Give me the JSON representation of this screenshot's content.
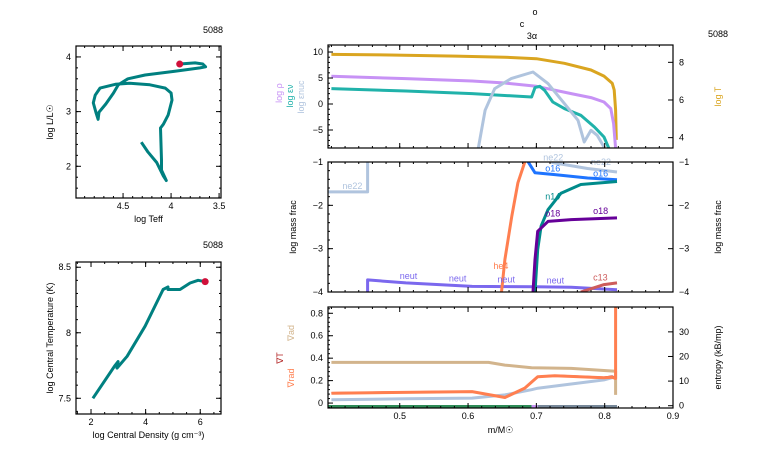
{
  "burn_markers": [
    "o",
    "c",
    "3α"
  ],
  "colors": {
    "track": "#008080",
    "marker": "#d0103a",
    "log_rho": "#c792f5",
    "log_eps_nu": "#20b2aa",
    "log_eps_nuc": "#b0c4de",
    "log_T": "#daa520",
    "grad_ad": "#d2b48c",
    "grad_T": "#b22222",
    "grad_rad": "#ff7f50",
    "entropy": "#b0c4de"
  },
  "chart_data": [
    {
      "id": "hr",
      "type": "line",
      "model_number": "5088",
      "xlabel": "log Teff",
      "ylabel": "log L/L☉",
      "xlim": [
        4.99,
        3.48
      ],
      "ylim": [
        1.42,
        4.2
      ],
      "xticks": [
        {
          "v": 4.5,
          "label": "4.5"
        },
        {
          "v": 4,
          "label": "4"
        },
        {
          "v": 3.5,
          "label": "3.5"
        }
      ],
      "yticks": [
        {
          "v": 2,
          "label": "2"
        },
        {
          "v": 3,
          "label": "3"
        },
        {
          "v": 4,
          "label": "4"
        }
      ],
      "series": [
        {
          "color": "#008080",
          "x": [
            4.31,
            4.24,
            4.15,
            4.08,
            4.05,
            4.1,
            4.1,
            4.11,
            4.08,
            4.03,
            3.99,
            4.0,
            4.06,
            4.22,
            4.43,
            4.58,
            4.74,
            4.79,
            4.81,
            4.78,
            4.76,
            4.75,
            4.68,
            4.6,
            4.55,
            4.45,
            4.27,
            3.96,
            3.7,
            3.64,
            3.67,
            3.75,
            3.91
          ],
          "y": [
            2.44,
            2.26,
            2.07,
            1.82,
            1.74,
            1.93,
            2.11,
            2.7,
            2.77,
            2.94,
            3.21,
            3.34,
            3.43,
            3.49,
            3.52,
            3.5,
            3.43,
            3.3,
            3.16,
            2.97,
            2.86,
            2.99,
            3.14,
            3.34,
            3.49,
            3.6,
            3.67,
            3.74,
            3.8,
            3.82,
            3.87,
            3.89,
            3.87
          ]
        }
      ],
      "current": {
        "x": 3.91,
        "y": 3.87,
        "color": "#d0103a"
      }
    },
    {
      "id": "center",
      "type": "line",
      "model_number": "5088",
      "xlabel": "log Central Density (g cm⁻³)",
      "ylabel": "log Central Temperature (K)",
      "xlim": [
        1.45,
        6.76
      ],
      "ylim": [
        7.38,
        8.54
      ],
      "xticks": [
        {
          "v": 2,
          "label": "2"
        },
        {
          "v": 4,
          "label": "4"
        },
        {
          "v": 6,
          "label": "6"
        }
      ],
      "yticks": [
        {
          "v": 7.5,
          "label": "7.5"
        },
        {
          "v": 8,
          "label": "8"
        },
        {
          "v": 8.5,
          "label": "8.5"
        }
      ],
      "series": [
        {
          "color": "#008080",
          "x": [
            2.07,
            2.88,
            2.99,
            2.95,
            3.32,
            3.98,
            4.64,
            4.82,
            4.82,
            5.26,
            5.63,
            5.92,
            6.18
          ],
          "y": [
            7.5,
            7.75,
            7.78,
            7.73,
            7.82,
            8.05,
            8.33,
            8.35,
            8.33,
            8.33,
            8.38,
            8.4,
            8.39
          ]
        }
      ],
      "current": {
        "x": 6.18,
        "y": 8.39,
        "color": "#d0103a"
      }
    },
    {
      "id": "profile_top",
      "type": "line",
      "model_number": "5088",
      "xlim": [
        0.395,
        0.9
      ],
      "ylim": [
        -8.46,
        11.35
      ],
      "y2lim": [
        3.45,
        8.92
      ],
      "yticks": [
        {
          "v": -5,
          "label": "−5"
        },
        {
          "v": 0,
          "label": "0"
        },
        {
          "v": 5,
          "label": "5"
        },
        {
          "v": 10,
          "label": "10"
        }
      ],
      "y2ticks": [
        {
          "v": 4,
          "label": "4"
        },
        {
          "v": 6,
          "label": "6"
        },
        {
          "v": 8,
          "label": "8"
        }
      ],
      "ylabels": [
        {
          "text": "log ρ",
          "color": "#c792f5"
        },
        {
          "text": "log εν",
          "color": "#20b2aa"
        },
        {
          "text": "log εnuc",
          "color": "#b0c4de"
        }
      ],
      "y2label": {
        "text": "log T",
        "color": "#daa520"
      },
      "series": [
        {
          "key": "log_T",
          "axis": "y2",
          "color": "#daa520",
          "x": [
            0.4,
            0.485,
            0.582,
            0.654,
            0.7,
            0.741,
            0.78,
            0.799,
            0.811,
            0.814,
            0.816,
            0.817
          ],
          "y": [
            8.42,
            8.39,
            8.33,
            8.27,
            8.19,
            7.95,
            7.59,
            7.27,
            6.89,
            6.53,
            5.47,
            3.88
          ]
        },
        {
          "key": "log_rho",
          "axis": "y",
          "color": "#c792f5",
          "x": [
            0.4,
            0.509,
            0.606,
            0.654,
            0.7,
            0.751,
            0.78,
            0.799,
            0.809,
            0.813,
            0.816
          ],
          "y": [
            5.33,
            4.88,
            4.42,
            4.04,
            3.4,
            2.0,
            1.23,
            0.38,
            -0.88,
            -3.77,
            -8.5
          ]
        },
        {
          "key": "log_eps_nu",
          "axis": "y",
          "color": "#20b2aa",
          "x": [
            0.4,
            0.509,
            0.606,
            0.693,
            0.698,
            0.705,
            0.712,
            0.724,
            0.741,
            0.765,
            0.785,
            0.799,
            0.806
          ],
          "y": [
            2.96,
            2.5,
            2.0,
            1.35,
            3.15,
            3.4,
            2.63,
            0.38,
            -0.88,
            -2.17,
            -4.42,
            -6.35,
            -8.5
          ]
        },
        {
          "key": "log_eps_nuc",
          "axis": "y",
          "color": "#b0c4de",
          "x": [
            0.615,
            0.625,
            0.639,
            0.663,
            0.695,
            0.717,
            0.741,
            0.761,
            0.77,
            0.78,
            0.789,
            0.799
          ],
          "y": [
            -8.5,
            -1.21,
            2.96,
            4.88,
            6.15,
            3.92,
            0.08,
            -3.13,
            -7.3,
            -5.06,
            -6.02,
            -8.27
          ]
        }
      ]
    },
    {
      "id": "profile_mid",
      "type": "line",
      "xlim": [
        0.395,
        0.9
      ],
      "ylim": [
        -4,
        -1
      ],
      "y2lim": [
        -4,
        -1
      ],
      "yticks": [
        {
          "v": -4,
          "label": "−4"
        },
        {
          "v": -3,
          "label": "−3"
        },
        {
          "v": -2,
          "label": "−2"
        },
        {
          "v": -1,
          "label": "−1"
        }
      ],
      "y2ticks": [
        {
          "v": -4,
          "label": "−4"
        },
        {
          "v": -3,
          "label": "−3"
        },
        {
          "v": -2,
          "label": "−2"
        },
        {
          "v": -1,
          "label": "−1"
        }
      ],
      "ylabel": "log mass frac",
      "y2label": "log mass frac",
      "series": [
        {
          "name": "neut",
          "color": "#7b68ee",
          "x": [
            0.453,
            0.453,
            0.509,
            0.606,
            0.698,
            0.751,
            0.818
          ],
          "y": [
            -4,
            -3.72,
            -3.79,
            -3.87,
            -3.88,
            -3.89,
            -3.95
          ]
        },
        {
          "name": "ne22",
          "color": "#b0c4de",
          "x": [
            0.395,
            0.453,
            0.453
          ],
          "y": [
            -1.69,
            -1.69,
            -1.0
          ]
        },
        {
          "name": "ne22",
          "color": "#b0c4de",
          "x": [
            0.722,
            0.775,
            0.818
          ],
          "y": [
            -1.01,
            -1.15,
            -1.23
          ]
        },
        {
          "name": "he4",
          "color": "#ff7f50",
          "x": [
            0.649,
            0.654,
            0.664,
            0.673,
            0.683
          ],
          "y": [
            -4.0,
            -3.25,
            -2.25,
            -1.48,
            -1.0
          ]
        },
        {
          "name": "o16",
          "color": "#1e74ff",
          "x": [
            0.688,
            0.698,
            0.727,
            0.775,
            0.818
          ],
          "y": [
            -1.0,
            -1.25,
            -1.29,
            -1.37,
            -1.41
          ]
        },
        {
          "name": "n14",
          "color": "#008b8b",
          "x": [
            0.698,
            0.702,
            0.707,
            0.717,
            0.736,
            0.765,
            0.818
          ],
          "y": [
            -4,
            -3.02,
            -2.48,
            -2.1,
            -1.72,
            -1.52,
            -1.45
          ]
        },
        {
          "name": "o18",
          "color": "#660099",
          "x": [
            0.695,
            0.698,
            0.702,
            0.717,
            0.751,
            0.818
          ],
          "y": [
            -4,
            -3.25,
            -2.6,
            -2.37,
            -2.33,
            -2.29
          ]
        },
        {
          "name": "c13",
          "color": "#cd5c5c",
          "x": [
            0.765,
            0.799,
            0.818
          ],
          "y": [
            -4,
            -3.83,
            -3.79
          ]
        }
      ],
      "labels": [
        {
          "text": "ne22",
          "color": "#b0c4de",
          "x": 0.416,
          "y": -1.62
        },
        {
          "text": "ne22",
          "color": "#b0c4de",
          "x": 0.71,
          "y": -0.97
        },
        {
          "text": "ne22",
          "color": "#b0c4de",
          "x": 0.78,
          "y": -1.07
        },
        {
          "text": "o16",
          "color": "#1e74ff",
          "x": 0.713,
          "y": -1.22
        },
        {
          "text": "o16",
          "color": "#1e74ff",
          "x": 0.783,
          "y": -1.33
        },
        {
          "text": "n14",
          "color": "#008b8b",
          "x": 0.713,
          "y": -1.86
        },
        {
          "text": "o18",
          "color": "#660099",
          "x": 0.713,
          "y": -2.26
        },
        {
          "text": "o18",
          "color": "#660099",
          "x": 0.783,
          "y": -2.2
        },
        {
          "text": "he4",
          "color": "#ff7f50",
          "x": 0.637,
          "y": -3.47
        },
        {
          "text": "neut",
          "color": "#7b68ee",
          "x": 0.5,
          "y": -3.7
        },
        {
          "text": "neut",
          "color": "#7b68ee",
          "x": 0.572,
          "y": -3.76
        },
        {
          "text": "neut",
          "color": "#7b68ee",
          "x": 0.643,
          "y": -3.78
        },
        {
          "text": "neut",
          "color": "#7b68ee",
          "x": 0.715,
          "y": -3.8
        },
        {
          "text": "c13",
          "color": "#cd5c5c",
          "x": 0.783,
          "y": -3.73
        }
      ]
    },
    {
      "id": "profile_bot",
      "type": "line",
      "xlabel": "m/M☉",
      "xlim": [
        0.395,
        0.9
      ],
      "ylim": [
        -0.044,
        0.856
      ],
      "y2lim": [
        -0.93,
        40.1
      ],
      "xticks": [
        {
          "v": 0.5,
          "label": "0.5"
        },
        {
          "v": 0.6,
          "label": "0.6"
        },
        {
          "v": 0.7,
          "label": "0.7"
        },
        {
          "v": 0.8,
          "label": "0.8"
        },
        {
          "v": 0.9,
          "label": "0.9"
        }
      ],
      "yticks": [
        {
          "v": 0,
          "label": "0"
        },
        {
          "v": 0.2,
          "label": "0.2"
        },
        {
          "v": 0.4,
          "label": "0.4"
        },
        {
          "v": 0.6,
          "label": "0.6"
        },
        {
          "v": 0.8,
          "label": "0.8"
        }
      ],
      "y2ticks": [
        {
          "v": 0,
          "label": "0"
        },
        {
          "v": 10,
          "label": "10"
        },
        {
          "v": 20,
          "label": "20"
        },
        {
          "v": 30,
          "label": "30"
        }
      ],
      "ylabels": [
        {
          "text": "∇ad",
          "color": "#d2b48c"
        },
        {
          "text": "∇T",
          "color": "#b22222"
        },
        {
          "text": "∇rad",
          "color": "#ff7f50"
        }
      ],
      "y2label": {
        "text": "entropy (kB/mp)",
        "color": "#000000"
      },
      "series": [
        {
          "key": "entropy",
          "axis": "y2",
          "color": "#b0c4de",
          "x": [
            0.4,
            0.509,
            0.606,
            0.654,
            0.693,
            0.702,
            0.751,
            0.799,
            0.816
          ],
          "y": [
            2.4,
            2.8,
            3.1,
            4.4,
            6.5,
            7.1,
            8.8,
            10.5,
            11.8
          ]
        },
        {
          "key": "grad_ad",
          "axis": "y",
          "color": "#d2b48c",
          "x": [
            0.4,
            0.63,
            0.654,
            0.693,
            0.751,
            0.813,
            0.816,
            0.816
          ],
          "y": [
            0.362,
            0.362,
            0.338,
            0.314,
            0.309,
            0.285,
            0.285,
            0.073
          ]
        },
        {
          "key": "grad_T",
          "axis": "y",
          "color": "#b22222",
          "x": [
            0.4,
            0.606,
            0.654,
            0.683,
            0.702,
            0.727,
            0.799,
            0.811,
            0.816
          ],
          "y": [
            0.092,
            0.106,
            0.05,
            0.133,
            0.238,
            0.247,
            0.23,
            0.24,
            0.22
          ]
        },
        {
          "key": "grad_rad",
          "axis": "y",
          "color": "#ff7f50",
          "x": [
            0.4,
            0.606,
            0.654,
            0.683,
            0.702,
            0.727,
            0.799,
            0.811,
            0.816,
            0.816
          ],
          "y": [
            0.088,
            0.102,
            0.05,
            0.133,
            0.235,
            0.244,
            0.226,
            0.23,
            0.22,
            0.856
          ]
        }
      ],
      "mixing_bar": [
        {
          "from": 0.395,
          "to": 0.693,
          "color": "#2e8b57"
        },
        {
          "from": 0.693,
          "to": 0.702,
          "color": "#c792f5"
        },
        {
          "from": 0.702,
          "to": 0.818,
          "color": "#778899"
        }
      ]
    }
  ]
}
...
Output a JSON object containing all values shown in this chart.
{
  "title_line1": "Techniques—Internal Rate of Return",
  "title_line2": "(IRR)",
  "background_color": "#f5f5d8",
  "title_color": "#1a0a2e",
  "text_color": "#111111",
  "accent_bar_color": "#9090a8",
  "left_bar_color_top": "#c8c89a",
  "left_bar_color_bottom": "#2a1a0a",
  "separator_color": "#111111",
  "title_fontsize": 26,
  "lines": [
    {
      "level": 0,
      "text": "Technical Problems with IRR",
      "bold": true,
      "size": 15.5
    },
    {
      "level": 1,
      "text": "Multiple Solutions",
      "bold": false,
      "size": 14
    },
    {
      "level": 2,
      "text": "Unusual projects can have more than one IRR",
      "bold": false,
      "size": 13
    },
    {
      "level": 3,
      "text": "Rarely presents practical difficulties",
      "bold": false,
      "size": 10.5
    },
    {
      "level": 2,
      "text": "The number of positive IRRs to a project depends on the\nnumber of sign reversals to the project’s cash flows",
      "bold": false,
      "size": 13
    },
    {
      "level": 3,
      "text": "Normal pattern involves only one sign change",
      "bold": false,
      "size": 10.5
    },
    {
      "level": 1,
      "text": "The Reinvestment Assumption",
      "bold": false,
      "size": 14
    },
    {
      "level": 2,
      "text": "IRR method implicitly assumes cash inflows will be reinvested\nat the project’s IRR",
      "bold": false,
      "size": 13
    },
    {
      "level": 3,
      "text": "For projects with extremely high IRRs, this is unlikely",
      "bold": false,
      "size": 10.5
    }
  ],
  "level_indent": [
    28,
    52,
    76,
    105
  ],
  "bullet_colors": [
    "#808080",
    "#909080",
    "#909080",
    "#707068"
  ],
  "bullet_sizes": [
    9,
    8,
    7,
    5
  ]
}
--
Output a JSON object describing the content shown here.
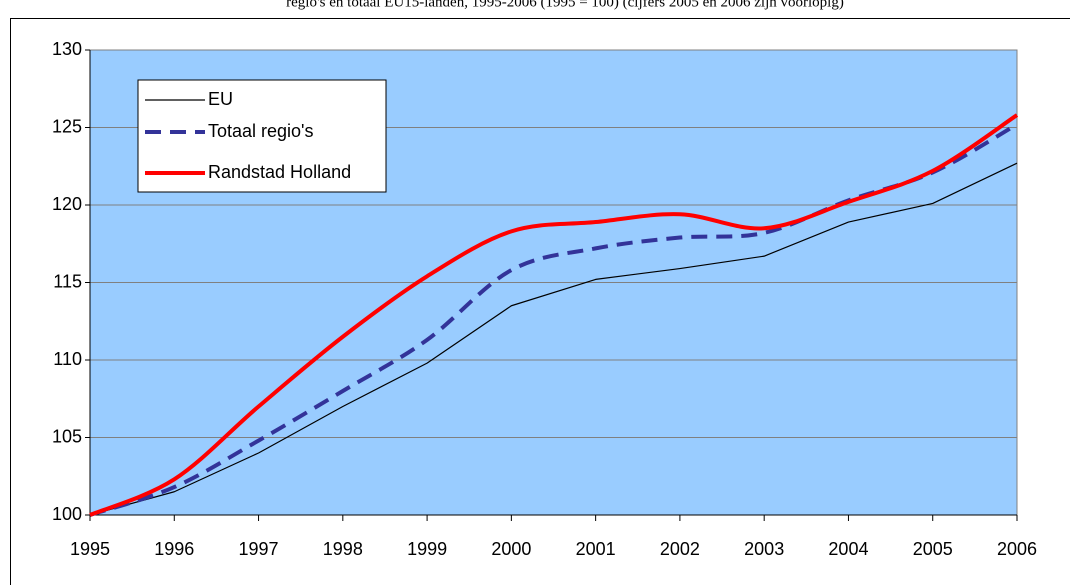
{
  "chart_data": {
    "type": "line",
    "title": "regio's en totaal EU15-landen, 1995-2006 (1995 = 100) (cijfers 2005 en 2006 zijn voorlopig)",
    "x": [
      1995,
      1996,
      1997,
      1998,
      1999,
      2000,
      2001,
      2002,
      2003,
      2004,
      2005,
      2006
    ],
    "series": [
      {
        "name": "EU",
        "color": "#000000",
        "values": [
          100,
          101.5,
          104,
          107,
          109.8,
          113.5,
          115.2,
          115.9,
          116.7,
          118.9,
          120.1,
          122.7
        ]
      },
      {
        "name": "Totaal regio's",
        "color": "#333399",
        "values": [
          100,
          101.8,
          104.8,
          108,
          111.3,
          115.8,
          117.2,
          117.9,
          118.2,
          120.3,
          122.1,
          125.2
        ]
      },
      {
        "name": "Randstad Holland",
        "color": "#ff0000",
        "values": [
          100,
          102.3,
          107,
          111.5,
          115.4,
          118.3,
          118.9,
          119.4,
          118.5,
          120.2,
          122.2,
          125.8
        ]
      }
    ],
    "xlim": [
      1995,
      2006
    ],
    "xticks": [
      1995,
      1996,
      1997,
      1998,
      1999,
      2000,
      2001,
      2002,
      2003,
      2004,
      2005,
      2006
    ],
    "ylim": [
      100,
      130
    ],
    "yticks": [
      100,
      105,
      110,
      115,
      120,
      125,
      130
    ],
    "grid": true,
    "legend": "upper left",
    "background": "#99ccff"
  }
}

BRIEF
Every line in the data above that contains "content" needs to be copied.

SOLUTION FOR THIS EXERCISE
Give me the JSON representation of this screenshot's content.
Output a JSON object describing the content shown here.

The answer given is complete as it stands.